[Extracted data entries]
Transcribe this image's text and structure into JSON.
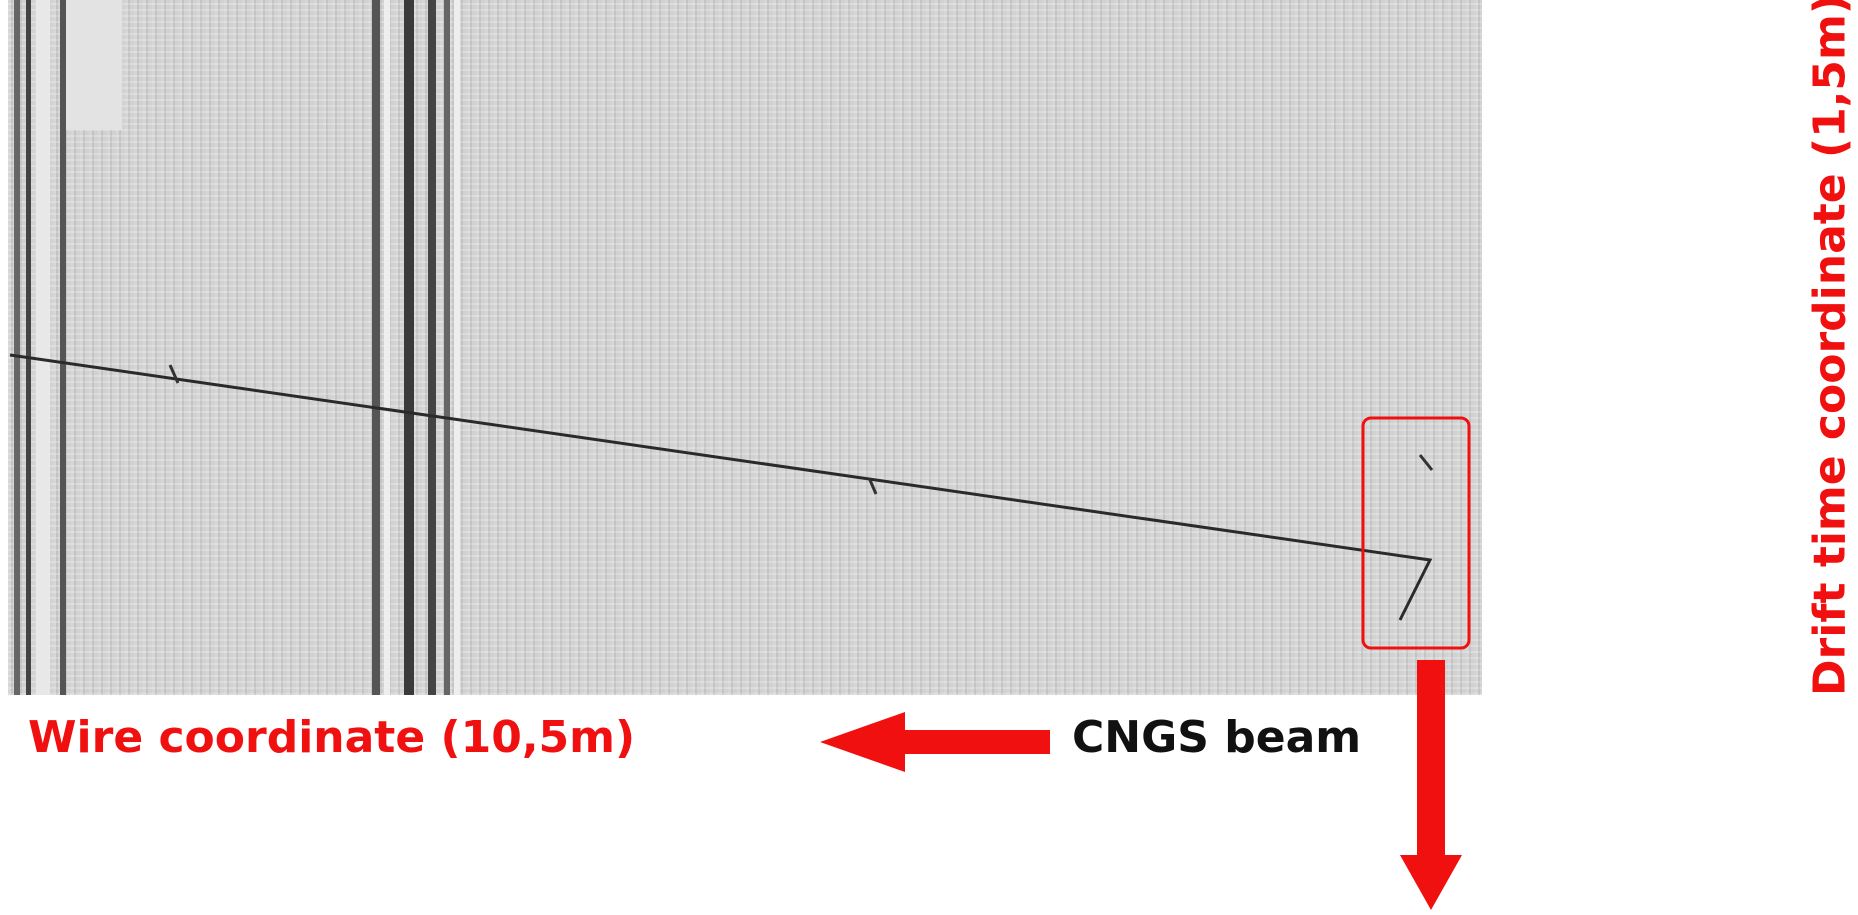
{
  "annotations": {
    "x_axis": "Wire coordinate (10,5m)",
    "beam": "CNGS beam",
    "y_axis": "Drift time coordinate (1,5m)"
  }
}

* [REQUEST] Restate each line of the records exactly; pictures do not belong in the copy.

* [FINAL RESULT]
Transcribe this image's text and structure into JSON.
{
  "annotations": {
    "x_axis": "Wire coordinate (10,5m)",
    "beam": "CNGS beam",
    "y_axis": "Drift time coordinate (1,5m)"
  }
}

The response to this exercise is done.